▸ Data shown:

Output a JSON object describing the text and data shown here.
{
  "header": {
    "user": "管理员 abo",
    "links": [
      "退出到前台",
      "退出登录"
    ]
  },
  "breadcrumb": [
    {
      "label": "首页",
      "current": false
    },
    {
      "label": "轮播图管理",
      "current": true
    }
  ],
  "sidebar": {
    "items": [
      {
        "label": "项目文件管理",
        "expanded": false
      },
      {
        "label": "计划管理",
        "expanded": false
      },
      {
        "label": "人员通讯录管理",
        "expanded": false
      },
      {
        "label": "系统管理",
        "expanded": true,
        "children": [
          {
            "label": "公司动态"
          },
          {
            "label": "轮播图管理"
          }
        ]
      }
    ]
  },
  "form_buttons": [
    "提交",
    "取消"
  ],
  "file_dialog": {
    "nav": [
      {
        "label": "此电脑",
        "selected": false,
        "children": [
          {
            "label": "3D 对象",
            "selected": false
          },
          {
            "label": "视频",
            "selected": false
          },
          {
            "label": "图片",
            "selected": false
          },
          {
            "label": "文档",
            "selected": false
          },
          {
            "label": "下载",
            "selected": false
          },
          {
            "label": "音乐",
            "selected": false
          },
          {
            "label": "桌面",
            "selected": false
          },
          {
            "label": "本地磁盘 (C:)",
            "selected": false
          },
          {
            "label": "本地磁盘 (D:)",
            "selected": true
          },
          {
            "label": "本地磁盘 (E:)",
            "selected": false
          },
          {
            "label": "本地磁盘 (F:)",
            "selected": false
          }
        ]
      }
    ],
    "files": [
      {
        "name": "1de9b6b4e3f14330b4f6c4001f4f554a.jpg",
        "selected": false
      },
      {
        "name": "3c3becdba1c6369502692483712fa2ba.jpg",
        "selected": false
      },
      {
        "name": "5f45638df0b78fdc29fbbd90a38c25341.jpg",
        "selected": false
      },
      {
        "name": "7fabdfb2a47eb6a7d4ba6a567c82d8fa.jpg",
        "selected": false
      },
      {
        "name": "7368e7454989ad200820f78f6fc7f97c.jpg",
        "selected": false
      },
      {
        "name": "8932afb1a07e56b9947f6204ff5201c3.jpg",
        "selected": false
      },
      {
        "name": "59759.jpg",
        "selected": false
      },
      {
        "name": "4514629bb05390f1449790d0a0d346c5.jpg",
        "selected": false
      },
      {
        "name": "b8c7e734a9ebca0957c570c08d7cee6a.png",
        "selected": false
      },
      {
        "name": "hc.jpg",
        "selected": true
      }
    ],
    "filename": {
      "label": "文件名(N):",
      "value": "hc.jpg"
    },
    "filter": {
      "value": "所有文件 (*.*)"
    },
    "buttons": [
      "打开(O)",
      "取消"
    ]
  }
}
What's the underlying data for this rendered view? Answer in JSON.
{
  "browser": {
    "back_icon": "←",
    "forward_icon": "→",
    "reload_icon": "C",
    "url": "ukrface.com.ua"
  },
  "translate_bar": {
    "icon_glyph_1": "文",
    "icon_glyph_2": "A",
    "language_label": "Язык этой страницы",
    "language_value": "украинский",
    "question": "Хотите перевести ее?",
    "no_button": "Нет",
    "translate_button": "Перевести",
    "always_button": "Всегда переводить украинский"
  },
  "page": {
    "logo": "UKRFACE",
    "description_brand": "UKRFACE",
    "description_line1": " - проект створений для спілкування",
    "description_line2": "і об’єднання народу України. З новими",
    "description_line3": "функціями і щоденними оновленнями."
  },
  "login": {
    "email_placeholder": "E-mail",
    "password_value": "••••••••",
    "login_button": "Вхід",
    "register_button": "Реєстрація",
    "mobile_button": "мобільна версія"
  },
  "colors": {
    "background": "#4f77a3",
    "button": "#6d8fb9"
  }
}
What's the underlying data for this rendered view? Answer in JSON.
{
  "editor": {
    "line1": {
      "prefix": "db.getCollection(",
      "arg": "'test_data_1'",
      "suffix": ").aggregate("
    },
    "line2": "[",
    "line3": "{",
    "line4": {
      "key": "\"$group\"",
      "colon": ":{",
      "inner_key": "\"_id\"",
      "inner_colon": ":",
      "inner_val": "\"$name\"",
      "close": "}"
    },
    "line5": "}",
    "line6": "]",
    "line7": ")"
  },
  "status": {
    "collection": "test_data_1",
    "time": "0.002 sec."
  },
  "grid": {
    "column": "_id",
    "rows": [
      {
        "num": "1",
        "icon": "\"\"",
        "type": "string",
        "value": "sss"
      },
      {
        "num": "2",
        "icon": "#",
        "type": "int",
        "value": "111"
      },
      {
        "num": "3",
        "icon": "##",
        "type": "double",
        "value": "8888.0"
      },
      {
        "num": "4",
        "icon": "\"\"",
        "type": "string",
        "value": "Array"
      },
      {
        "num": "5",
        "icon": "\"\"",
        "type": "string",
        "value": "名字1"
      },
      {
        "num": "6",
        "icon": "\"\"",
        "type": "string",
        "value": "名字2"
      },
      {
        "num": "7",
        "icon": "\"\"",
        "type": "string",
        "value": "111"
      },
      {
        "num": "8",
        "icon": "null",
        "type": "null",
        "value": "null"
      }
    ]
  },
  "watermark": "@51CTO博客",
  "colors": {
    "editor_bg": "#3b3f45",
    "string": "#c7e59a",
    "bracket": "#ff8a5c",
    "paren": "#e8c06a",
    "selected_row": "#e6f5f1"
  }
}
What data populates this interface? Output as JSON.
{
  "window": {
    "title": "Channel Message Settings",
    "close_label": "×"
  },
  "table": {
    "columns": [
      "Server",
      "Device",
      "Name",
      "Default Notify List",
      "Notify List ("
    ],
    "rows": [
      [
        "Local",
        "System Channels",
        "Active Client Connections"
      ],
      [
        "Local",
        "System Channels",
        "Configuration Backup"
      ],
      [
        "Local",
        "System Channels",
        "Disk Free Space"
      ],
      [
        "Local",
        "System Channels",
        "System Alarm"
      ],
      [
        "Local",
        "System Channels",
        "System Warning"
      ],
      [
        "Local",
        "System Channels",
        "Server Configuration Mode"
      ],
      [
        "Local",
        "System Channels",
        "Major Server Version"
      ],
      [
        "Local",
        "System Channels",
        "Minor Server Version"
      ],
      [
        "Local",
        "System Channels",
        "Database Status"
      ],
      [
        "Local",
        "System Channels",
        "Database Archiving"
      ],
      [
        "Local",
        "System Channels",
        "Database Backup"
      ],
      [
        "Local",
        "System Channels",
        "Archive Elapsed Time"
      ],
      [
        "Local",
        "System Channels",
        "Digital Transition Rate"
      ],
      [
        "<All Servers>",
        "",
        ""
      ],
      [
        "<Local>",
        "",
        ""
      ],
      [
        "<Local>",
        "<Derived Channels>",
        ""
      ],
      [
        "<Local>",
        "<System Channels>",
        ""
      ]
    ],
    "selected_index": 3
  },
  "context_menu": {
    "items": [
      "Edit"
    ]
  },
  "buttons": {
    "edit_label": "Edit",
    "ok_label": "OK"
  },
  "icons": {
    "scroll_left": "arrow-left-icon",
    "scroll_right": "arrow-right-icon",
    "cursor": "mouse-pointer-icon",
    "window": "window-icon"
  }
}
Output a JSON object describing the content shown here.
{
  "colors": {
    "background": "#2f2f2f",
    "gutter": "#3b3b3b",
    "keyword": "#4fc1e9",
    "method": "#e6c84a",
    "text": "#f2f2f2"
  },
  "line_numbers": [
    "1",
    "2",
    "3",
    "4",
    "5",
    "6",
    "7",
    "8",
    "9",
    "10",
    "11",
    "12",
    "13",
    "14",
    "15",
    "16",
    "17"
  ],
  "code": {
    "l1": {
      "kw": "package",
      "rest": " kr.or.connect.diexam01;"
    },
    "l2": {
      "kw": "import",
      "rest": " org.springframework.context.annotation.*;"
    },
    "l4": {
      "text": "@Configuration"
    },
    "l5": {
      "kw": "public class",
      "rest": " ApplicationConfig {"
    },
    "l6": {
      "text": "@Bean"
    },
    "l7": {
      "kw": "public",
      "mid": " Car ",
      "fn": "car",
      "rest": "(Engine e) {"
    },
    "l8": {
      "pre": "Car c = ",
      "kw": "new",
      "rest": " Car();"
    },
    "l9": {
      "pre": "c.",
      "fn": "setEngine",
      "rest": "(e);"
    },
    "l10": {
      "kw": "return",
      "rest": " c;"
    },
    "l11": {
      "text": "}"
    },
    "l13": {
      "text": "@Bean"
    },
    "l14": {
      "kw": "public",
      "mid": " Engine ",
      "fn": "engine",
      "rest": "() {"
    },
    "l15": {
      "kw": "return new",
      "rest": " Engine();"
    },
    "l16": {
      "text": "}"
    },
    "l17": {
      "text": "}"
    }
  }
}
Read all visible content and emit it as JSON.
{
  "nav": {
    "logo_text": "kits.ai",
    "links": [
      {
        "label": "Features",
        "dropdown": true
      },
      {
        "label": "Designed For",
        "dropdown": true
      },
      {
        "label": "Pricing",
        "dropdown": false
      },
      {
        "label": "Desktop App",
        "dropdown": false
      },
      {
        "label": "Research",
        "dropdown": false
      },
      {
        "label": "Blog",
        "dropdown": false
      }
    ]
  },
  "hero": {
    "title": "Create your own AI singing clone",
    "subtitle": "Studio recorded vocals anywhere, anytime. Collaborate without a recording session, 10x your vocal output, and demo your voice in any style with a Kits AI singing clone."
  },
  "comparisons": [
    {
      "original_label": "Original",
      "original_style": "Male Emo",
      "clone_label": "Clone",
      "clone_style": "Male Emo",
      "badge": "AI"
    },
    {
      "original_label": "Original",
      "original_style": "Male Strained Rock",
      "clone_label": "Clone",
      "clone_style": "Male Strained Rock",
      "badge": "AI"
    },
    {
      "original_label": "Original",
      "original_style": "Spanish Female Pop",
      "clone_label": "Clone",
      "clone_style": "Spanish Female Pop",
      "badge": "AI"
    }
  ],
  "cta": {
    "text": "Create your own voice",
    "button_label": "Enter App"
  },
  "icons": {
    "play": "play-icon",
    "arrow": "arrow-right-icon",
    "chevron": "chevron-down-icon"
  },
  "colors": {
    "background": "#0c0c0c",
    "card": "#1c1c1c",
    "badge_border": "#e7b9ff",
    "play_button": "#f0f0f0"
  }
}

▸ Aim of the exercise: Reply with nothing but a number: how many lines of the entries above contain the string "content"?

▸ Output of the exercise: 2